(EXERCISE AIM): Take the listing and print it in full, exactly as given.

(LISTING):
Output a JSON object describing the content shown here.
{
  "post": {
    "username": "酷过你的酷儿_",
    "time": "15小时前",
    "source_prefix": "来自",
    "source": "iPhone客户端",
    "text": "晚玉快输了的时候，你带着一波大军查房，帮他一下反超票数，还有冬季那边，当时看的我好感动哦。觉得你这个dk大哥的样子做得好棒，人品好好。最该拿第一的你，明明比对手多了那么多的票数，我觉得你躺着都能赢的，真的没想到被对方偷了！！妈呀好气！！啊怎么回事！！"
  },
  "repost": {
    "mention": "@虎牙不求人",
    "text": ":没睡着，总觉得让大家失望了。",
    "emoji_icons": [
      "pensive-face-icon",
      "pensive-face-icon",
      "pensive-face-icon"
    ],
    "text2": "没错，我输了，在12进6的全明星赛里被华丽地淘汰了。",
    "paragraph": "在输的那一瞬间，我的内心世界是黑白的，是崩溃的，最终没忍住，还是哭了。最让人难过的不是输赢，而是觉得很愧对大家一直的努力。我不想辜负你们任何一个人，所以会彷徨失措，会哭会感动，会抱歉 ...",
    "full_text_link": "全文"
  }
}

(RESULT OF THIS TASK):
Output a JSON object describing the content shown here.
{
  "post": {
    "username": "酷过你的酷儿_",
    "time": "15小时前",
    "source_prefix": "来自",
    "source": "iPhone客户端",
    "text": "晚玉快输了的时候，你带着一波大军查房，帮他一下反超票数，还有冬季那边，当时看的我好感动哦。觉得你这个dk大哥的样子做得好棒，人品好好。最该拿第一的你，明明比对手多了那么多的票数，我觉得你躺着都能赢的，真的没想到被对方偷了！！妈呀好气！！啊怎么回事！！"
  },
  "repost": {
    "mention": "@虎牙不求人",
    "text": ":没睡着，总觉得让大家失望了。",
    "emoji_icons": [
      "pensive-face-icon",
      "pensive-face-icon",
      "pensive-face-icon"
    ],
    "text2": "没错，我输了，在12进6的全明星赛里被华丽地淘汰了。",
    "paragraph": "在输的那一瞬间，我的内心世界是黑白的，是崩溃的，最终没忍住，还是哭了。最让人难过的不是输赢，而是觉得很愧对大家一直的努力。我不想辜负你们任何一个人，所以会彷徨失措，会哭会感动，会抱歉 ...",
    "full_text_link": "全文"
  }
}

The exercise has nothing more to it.